» Task to complete:
Please determine how many lines of the material include the word "speed", and respond with nothing but that number.

» Records provided:
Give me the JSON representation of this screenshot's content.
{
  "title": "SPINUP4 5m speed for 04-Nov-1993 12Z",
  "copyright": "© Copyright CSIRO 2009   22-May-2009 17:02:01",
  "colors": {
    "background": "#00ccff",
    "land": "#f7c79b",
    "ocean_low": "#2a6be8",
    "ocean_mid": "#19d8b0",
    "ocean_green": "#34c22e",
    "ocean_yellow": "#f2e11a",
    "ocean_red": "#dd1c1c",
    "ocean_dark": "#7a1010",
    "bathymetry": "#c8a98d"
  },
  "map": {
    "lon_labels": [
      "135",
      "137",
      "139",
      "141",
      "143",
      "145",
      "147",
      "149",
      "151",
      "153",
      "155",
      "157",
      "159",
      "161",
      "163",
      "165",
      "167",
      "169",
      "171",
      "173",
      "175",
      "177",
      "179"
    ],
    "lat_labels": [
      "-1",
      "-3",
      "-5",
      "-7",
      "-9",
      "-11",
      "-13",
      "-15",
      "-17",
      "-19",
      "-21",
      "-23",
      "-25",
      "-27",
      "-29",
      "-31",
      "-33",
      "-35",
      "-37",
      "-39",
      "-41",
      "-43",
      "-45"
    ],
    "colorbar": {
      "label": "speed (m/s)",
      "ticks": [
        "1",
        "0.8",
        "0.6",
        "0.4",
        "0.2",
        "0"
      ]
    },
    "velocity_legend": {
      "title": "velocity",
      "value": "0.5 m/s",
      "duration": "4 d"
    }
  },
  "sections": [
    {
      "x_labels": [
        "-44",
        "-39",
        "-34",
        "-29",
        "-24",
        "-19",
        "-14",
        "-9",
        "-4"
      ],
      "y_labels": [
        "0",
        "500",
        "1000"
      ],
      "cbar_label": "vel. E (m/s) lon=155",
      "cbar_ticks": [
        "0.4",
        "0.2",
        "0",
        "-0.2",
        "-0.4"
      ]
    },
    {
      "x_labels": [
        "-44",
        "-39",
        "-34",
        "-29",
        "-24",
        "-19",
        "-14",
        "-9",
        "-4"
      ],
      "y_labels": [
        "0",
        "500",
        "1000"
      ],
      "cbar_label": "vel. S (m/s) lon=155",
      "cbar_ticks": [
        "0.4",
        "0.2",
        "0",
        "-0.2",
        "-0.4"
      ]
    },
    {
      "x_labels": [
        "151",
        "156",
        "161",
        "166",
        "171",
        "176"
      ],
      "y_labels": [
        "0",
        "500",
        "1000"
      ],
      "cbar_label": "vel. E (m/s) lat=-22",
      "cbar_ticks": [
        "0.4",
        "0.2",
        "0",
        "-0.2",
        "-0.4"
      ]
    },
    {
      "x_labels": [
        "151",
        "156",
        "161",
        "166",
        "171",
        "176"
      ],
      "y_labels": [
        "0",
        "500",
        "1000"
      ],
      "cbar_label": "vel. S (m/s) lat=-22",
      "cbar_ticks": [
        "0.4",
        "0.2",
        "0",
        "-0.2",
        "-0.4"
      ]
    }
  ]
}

» Answer for the task:
2